• [Problem statement] Collect each line of the entries that holds the string "name".

• [Data in this exercise]
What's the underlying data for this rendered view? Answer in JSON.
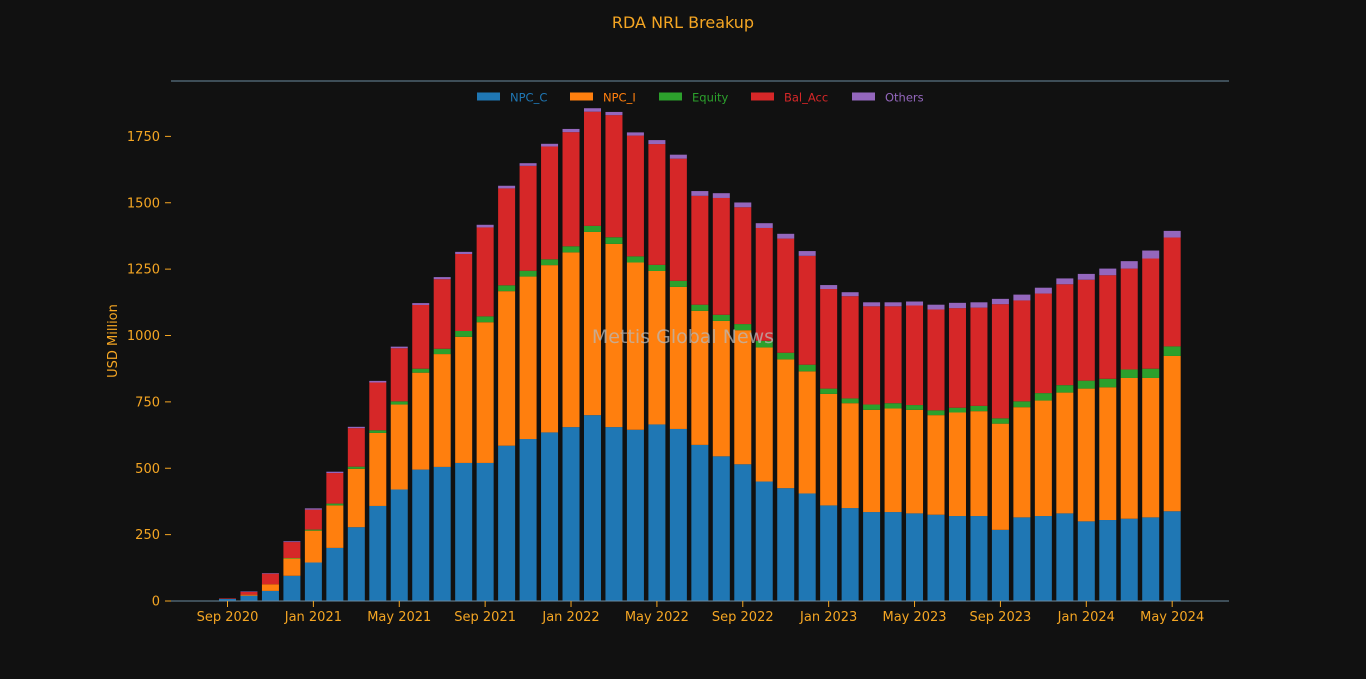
{
  "colors": {
    "background": "#111111",
    "accent_text": "#f5a623",
    "axis_line": "#6a8aa0",
    "watermark": "#b8b8b8"
  },
  "watermark": "Mettis Global News",
  "chart_data": {
    "type": "bar",
    "stacked": true,
    "title": "RDA NRL Breakup",
    "xlabel": "",
    "ylabel": "USD Million",
    "ylim": [
      0,
      1950
    ],
    "yticks": [
      0,
      250,
      500,
      750,
      1000,
      1250,
      1500,
      1750
    ],
    "grid": false,
    "legend_position": "top-center",
    "x_tick_labels": [
      "Sep 2020",
      "Jan 2021",
      "May 2021",
      "Sep 2021",
      "Jan 2022",
      "May 2022",
      "Sep 2022",
      "Jan 2023",
      "May 2023",
      "Sep 2023",
      "Jan 2024",
      "May 2024"
    ],
    "x_tick_months": [
      "2020-09",
      "2021-01",
      "2021-05",
      "2021-09",
      "2022-01",
      "2022-05",
      "2022-09",
      "2023-01",
      "2023-05",
      "2023-09",
      "2024-01",
      "2024-05"
    ],
    "categories": [
      "2020-09",
      "2020-10",
      "2020-11",
      "2020-12",
      "2021-01",
      "2021-02",
      "2021-03",
      "2021-04",
      "2021-05",
      "2021-06",
      "2021-07",
      "2021-08",
      "2021-09",
      "2021-10",
      "2021-11",
      "2021-12",
      "2022-01",
      "2022-02",
      "2022-03",
      "2022-04",
      "2022-05",
      "2022-06",
      "2022-07",
      "2022-08",
      "2022-09",
      "2022-10",
      "2022-11",
      "2022-12",
      "2023-01",
      "2023-02",
      "2023-03",
      "2023-04",
      "2023-05",
      "2023-06",
      "2023-07",
      "2023-08",
      "2023-09",
      "2023-10",
      "2023-11",
      "2023-12",
      "2024-01",
      "2024-02",
      "2024-03",
      "2024-04",
      "2024-05"
    ],
    "series": [
      {
        "name": "NPC_C",
        "color": "#1f77b4",
        "values": [
          8,
          20,
          38,
          95,
          145,
          200,
          278,
          358,
          420,
          495,
          505,
          520,
          520,
          585,
          610,
          635,
          655,
          700,
          655,
          645,
          665,
          648,
          588,
          545,
          515,
          450,
          425,
          405,
          360,
          350,
          335,
          335,
          330,
          325,
          320,
          320,
          268,
          315,
          320,
          330,
          300,
          305,
          310,
          315,
          338
        ]
      },
      {
        "name": "NPC_I",
        "color": "#ff7f0e",
        "values": [
          0,
          4,
          25,
          65,
          120,
          160,
          220,
          275,
          320,
          365,
          425,
          475,
          530,
          582,
          612,
          630,
          658,
          690,
          690,
          630,
          578,
          535,
          505,
          510,
          505,
          505,
          485,
          460,
          420,
          395,
          385,
          390,
          390,
          375,
          390,
          395,
          400,
          415,
          435,
          455,
          500,
          500,
          530,
          525,
          585
        ]
      },
      {
        "name": "Equity",
        "color": "#2ca02c",
        "values": [
          0,
          0,
          0,
          2,
          4,
          7,
          8,
          10,
          12,
          15,
          20,
          22,
          22,
          22,
          22,
          22,
          23,
          23,
          25,
          23,
          23,
          23,
          23,
          23,
          23,
          25,
          25,
          25,
          20,
          18,
          20,
          20,
          18,
          18,
          18,
          20,
          20,
          22,
          28,
          28,
          30,
          32,
          32,
          35,
          36
        ]
      },
      {
        "name": "Bal_Acc",
        "color": "#d62728",
        "values": [
          2,
          10,
          40,
          60,
          75,
          115,
          145,
          180,
          200,
          240,
          262,
          290,
          335,
          365,
          395,
          425,
          430,
          430,
          460,
          455,
          455,
          460,
          410,
          440,
          440,
          425,
          430,
          410,
          375,
          385,
          370,
          365,
          375,
          380,
          375,
          370,
          430,
          380,
          375,
          380,
          380,
          390,
          380,
          415,
          410
        ]
      },
      {
        "name": "Others",
        "color": "#9467bd",
        "values": [
          0,
          2,
          2,
          3,
          5,
          5,
          5,
          6,
          6,
          7,
          8,
          8,
          10,
          10,
          10,
          10,
          12,
          13,
          12,
          12,
          15,
          15,
          18,
          18,
          18,
          18,
          18,
          18,
          15,
          15,
          15,
          15,
          15,
          18,
          20,
          20,
          20,
          22,
          22,
          22,
          22,
          25,
          28,
          30,
          25
        ]
      }
    ]
  }
}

• [Output of the task]
        "name": "NPC_C",
        "name": "NPC_I",
        "name": "Equity",
        "name": "Bal_Acc",
        "name": "Others",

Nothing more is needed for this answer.